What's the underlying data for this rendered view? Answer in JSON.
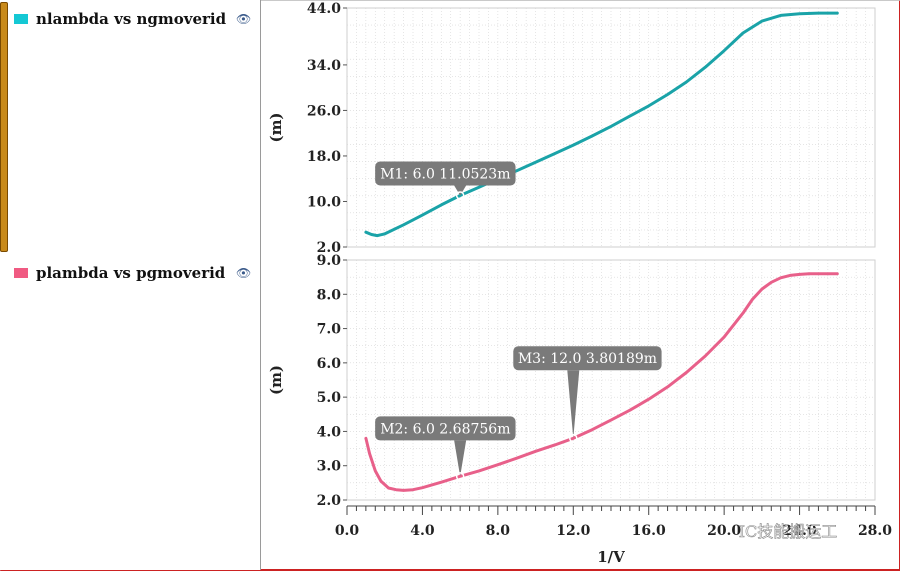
{
  "legend": [
    {
      "label": "nlambda vs ngmoverid",
      "color": "#14b4c8",
      "icon": "eye-icon"
    },
    {
      "label": "plambda vs pgmoverid",
      "color": "#f05a82",
      "icon": "eye-icon"
    }
  ],
  "watermark": "IC技能搬运工",
  "chart_data": [
    {
      "type": "line",
      "ylabel": "(m)",
      "yticks": [
        "2.0",
        "10.0",
        "18.0",
        "26.0",
        "34.0",
        "44.0"
      ],
      "ylim": [
        2.0,
        44.0
      ],
      "xlim": [
        0.0,
        28.0
      ],
      "grid": true,
      "series": [
        {
          "name": "nlambda vs ngmoverid",
          "color": "#1aa3a8",
          "x": [
            1.0,
            1.3,
            1.6,
            2.0,
            3.0,
            4.0,
            5.0,
            6.0,
            7.0,
            8.0,
            9.0,
            10.0,
            11.0,
            12.0,
            13.0,
            14.0,
            15.0,
            16.0,
            17.0,
            18.0,
            19.0,
            20.0,
            21.0,
            22.0,
            23.0,
            24.0,
            25.0,
            26.0
          ],
          "y": [
            4.6,
            4.2,
            4.0,
            4.3,
            5.9,
            7.6,
            9.4,
            11.05,
            12.5,
            14.0,
            15.4,
            16.9,
            18.4,
            19.9,
            21.5,
            23.2,
            25.0,
            26.8,
            28.8,
            31.0,
            33.6,
            36.5,
            39.6,
            41.7,
            42.7,
            43.0,
            43.1,
            43.1
          ]
        }
      ],
      "markers": [
        {
          "label": "M1: 6.0 11.0523m",
          "x": 6.0,
          "y": 11.0523
        }
      ]
    },
    {
      "type": "line",
      "ylabel": "(m)",
      "xlabel": "1/V",
      "yticks": [
        "2.0",
        "3.0",
        "4.0",
        "5.0",
        "6.0",
        "7.0",
        "8.0",
        "9.0"
      ],
      "ylim": [
        2.0,
        9.0
      ],
      "xticks": [
        "0.0",
        "4.0",
        "8.0",
        "12.0",
        "16.0",
        "20.0",
        "24.0",
        "28.0"
      ],
      "xlim": [
        0.0,
        28.0
      ],
      "grid": true,
      "series": [
        {
          "name": "plambda vs pgmoverid",
          "color": "#e8608a",
          "x": [
            1.0,
            1.2,
            1.5,
            1.8,
            2.2,
            2.6,
            3.0,
            3.5,
            4.0,
            5.0,
            6.0,
            7.0,
            8.0,
            9.0,
            10.0,
            11.0,
            12.0,
            13.0,
            14.0,
            15.0,
            16.0,
            17.0,
            18.0,
            19.0,
            20.0,
            21.0,
            21.5,
            22.0,
            22.5,
            23.0,
            23.5,
            24.0,
            24.5,
            25.0,
            26.0
          ],
          "y": [
            3.8,
            3.35,
            2.85,
            2.55,
            2.35,
            2.3,
            2.28,
            2.3,
            2.36,
            2.52,
            2.69,
            2.85,
            3.03,
            3.22,
            3.42,
            3.6,
            3.8,
            4.05,
            4.33,
            4.62,
            4.94,
            5.3,
            5.72,
            6.2,
            6.75,
            7.45,
            7.85,
            8.15,
            8.35,
            8.48,
            8.55,
            8.58,
            8.6,
            8.6,
            8.6
          ]
        }
      ],
      "markers": [
        {
          "label": "M2: 6.0 2.68756m",
          "x": 6.0,
          "y": 2.68756
        },
        {
          "label": "M3: 12.0 3.80189m",
          "x": 12.0,
          "y": 3.80189
        }
      ]
    }
  ]
}
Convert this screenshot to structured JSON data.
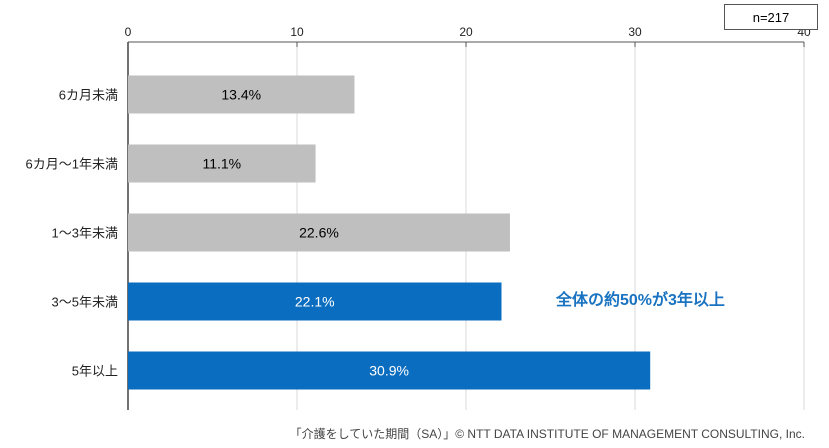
{
  "sample_size": "n=217",
  "annotation": "全体の約50%が3年以上",
  "footer": "「介護をしていた期間（SA）」© NTT DATA INSTITUTE OF MANAGEMENT CONSULTING, Inc.",
  "colors": {
    "gray": "#bfbfbf",
    "blue": "#0a6dbf"
  },
  "chart_data": {
    "type": "bar",
    "orientation": "horizontal",
    "categories": [
      "6カ月未満",
      "6カ月～1年未満",
      "1～3年未満",
      "3～5年未満",
      "5年以上"
    ],
    "values": [
      13.4,
      11.1,
      22.6,
      22.1,
      30.9
    ],
    "value_labels": [
      "13.4%",
      "11.1%",
      "22.6%",
      "22.1%",
      "30.9%"
    ],
    "highlight": [
      false,
      false,
      false,
      true,
      true
    ],
    "xlim": [
      0,
      40
    ],
    "xticks": [
      0,
      10,
      20,
      30,
      40
    ],
    "xaxis_position": "top",
    "grid": true
  }
}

• _Short problem_: Write out the lines of the listing from the one that holds "Convert this screenshot" to the very last line, both included, exactly as they appear and without any pictures.

• _Exercise answer_:
Convert this screenshot to structured JSON data.
{
  "sample_size": "n=217",
  "annotation": "全体の約50%が3年以上",
  "footer": "「介護をしていた期間（SA）」© NTT DATA INSTITUTE OF MANAGEMENT CONSULTING, Inc.",
  "colors": {
    "gray": "#bfbfbf",
    "blue": "#0a6dbf"
  },
  "chart_data": {
    "type": "bar",
    "orientation": "horizontal",
    "categories": [
      "6カ月未満",
      "6カ月～1年未満",
      "1～3年未満",
      "3～5年未満",
      "5年以上"
    ],
    "values": [
      13.4,
      11.1,
      22.6,
      22.1,
      30.9
    ],
    "value_labels": [
      "13.4%",
      "11.1%",
      "22.6%",
      "22.1%",
      "30.9%"
    ],
    "highlight": [
      false,
      false,
      false,
      true,
      true
    ],
    "xlim": [
      0,
      40
    ],
    "xticks": [
      0,
      10,
      20,
      30,
      40
    ],
    "xaxis_position": "top",
    "grid": true
  }
}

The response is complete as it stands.